==== EXCERPTED RECORDS ====
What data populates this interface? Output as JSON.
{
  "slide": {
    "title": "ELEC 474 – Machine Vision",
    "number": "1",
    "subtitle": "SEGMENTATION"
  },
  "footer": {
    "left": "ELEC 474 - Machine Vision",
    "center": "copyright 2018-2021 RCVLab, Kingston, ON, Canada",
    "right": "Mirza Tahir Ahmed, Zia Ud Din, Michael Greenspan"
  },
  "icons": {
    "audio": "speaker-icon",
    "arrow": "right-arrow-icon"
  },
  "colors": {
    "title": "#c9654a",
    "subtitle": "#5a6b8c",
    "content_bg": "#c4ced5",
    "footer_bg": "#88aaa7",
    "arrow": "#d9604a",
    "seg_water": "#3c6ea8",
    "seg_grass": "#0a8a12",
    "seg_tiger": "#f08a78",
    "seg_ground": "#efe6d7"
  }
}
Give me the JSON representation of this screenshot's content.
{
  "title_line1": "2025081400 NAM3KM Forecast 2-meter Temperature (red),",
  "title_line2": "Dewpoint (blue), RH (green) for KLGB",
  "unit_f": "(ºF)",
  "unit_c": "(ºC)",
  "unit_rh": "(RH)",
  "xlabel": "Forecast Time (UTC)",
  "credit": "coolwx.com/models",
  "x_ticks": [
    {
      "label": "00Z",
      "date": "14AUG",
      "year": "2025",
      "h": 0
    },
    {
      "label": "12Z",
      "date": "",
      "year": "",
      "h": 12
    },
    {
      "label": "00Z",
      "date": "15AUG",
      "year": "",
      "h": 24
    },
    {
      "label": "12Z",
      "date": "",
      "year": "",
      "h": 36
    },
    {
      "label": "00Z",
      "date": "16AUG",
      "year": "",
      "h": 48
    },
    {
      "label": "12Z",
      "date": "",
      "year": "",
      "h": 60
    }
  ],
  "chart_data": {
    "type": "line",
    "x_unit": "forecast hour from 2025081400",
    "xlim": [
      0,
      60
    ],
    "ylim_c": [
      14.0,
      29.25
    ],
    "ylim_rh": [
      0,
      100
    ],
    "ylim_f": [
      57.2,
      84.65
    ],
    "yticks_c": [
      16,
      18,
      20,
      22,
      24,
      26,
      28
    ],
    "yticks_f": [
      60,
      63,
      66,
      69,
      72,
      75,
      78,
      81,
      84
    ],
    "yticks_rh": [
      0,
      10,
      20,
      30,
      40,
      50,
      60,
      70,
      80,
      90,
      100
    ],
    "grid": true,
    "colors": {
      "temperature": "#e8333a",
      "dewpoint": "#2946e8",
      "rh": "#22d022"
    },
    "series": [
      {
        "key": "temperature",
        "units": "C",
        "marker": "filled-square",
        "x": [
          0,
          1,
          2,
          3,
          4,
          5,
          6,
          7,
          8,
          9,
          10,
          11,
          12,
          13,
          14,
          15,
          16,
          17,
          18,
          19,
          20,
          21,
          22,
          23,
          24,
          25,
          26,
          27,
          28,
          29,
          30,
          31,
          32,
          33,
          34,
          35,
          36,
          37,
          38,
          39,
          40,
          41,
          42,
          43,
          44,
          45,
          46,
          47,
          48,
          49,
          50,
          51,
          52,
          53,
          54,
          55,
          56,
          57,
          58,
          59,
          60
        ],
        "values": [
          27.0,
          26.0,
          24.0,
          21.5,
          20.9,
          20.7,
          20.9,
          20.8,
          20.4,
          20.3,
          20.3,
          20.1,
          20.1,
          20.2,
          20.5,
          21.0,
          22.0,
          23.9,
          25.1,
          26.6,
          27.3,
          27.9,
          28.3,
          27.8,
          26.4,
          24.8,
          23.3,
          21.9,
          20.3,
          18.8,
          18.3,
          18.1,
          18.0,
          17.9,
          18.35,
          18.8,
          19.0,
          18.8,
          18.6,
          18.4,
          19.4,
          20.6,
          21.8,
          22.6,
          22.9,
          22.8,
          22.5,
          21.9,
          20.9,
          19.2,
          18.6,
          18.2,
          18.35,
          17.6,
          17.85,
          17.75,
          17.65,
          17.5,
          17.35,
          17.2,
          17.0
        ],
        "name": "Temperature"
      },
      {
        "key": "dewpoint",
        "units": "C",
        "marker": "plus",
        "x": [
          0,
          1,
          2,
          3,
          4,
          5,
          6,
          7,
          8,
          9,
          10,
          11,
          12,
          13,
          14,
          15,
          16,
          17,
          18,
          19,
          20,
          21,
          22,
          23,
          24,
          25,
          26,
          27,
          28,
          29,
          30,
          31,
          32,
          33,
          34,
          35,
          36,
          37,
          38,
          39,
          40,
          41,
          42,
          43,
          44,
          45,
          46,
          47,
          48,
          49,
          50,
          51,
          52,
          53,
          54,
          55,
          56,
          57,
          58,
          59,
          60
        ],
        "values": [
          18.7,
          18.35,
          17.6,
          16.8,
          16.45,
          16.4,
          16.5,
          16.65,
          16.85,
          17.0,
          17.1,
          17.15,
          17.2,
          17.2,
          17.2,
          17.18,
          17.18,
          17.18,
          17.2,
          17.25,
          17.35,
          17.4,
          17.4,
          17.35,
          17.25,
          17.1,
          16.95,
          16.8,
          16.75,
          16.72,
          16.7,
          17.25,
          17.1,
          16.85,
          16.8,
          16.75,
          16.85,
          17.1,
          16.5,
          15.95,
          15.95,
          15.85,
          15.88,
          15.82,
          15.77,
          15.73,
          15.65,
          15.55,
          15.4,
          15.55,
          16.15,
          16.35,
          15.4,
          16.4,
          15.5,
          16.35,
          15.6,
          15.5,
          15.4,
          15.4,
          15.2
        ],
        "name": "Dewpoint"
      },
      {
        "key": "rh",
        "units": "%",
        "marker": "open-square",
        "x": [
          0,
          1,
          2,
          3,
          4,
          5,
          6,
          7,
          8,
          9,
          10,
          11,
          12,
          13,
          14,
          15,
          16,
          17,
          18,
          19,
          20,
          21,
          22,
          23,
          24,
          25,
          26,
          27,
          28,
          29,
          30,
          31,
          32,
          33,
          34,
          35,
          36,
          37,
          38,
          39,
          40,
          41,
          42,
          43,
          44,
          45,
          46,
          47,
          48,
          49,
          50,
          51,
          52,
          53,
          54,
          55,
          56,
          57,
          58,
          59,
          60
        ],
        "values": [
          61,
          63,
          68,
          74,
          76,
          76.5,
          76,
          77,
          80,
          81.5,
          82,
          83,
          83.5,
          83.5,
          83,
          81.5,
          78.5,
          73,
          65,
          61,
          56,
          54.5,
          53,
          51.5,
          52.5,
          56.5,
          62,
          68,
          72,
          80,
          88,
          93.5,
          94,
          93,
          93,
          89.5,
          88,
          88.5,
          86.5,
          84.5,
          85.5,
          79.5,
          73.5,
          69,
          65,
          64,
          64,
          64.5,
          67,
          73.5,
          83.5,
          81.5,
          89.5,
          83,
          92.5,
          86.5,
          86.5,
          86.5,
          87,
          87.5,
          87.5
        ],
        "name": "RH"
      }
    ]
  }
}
====
> **YOUR INSTRUCTIONS**
Scan the material above. Extract every line in which the word "subtitle" occurs.

> **FINAL RESULT**
    "subtitle": "SEGMENTATION"
    "subtitle": "#5a6b8c",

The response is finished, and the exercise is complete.